Figure data in JSON
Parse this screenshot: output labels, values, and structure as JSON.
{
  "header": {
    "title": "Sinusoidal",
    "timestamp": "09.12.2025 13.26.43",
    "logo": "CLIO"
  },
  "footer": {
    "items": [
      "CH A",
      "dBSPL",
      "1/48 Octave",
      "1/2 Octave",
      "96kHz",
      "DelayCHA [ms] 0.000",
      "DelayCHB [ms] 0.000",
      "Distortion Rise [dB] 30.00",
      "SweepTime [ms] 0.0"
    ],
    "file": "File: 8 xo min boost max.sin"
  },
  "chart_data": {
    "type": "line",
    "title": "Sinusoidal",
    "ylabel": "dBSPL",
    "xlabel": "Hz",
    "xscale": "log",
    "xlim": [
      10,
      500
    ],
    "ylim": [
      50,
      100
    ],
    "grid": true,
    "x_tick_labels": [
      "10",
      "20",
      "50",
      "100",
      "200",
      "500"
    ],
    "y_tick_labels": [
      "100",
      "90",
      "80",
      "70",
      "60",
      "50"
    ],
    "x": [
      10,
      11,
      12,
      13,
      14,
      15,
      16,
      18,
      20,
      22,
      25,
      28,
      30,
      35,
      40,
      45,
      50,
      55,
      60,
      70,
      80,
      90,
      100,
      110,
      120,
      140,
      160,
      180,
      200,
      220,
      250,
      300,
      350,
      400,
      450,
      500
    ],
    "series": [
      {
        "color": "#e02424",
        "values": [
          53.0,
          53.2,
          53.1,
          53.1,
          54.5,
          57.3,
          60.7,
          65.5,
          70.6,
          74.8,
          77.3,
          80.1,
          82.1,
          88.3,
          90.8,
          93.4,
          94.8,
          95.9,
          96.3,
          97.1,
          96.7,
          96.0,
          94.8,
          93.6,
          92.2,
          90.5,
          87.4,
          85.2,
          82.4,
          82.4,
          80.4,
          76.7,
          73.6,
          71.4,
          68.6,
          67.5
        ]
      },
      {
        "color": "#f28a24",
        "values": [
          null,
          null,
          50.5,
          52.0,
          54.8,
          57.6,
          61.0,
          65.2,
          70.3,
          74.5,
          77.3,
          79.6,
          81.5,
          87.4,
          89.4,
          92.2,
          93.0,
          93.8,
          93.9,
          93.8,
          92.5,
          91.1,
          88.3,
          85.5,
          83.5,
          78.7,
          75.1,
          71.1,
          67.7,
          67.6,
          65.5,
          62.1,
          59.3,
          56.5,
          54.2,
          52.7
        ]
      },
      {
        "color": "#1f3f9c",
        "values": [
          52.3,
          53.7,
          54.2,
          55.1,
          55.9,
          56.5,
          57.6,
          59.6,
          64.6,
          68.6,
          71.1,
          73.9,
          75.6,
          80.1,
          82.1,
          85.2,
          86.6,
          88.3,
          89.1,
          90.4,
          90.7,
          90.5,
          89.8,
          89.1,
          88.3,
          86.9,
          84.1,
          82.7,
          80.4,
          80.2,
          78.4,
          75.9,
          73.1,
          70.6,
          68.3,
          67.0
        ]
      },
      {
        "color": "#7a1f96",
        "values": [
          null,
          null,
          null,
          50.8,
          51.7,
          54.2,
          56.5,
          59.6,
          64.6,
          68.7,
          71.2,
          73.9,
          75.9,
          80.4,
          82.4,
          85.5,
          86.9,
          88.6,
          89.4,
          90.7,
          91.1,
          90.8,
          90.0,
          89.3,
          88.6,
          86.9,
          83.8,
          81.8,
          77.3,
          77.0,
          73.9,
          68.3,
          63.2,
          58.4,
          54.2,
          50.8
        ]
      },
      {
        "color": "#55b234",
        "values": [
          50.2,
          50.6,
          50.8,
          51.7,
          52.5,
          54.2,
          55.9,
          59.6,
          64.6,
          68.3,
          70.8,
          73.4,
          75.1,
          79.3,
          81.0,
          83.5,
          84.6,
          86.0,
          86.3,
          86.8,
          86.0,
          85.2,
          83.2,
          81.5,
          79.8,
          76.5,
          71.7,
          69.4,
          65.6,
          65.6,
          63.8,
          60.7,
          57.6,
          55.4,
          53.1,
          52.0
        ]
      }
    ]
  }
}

EXERCISE
The data above must be returned in full, exactly as written.

SOLUTION FOR THIS TASK
Parse this screenshot: output labels, values, and structure as JSON.
{
  "header": {
    "title": "Sinusoidal",
    "timestamp": "09.12.2025 13.26.43",
    "logo": "CLIO"
  },
  "footer": {
    "items": [
      "CH A",
      "dBSPL",
      "1/48 Octave",
      "1/2 Octave",
      "96kHz",
      "DelayCHA [ms] 0.000",
      "DelayCHB [ms] 0.000",
      "Distortion Rise [dB] 30.00",
      "SweepTime [ms] 0.0"
    ],
    "file": "File: 8 xo min boost max.sin"
  },
  "chart_data": {
    "type": "line",
    "title": "Sinusoidal",
    "ylabel": "dBSPL",
    "xlabel": "Hz",
    "xscale": "log",
    "xlim": [
      10,
      500
    ],
    "ylim": [
      50,
      100
    ],
    "grid": true,
    "x_tick_labels": [
      "10",
      "20",
      "50",
      "100",
      "200",
      "500"
    ],
    "y_tick_labels": [
      "100",
      "90",
      "80",
      "70",
      "60",
      "50"
    ],
    "x": [
      10,
      11,
      12,
      13,
      14,
      15,
      16,
      18,
      20,
      22,
      25,
      28,
      30,
      35,
      40,
      45,
      50,
      55,
      60,
      70,
      80,
      90,
      100,
      110,
      120,
      140,
      160,
      180,
      200,
      220,
      250,
      300,
      350,
      400,
      450,
      500
    ],
    "series": [
      {
        "color": "#e02424",
        "values": [
          53.0,
          53.2,
          53.1,
          53.1,
          54.5,
          57.3,
          60.7,
          65.5,
          70.6,
          74.8,
          77.3,
          80.1,
          82.1,
          88.3,
          90.8,
          93.4,
          94.8,
          95.9,
          96.3,
          97.1,
          96.7,
          96.0,
          94.8,
          93.6,
          92.2,
          90.5,
          87.4,
          85.2,
          82.4,
          82.4,
          80.4,
          76.7,
          73.6,
          71.4,
          68.6,
          67.5
        ]
      },
      {
        "color": "#f28a24",
        "values": [
          null,
          null,
          50.5,
          52.0,
          54.8,
          57.6,
          61.0,
          65.2,
          70.3,
          74.5,
          77.3,
          79.6,
          81.5,
          87.4,
          89.4,
          92.2,
          93.0,
          93.8,
          93.9,
          93.8,
          92.5,
          91.1,
          88.3,
          85.5,
          83.5,
          78.7,
          75.1,
          71.1,
          67.7,
          67.6,
          65.5,
          62.1,
          59.3,
          56.5,
          54.2,
          52.7
        ]
      },
      {
        "color": "#1f3f9c",
        "values": [
          52.3,
          53.7,
          54.2,
          55.1,
          55.9,
          56.5,
          57.6,
          59.6,
          64.6,
          68.6,
          71.1,
          73.9,
          75.6,
          80.1,
          82.1,
          85.2,
          86.6,
          88.3,
          89.1,
          90.4,
          90.7,
          90.5,
          89.8,
          89.1,
          88.3,
          86.9,
          84.1,
          82.7,
          80.4,
          80.2,
          78.4,
          75.9,
          73.1,
          70.6,
          68.3,
          67.0
        ]
      },
      {
        "color": "#7a1f96",
        "values": [
          null,
          null,
          null,
          50.8,
          51.7,
          54.2,
          56.5,
          59.6,
          64.6,
          68.7,
          71.2,
          73.9,
          75.9,
          80.4,
          82.4,
          85.5,
          86.9,
          88.6,
          89.4,
          90.7,
          91.1,
          90.8,
          90.0,
          89.3,
          88.6,
          86.9,
          83.8,
          81.8,
          77.3,
          77.0,
          73.9,
          68.3,
          63.2,
          58.4,
          54.2,
          50.8
        ]
      },
      {
        "color": "#55b234",
        "values": [
          50.2,
          50.6,
          50.8,
          51.7,
          52.5,
          54.2,
          55.9,
          59.6,
          64.6,
          68.3,
          70.8,
          73.4,
          75.1,
          79.3,
          81.0,
          83.5,
          84.6,
          86.0,
          86.3,
          86.8,
          86.0,
          85.2,
          83.2,
          81.5,
          79.8,
          76.5,
          71.7,
          69.4,
          65.6,
          65.6,
          63.8,
          60.7,
          57.6,
          55.4,
          53.1,
          52.0
        ]
      }
    ]
  }
}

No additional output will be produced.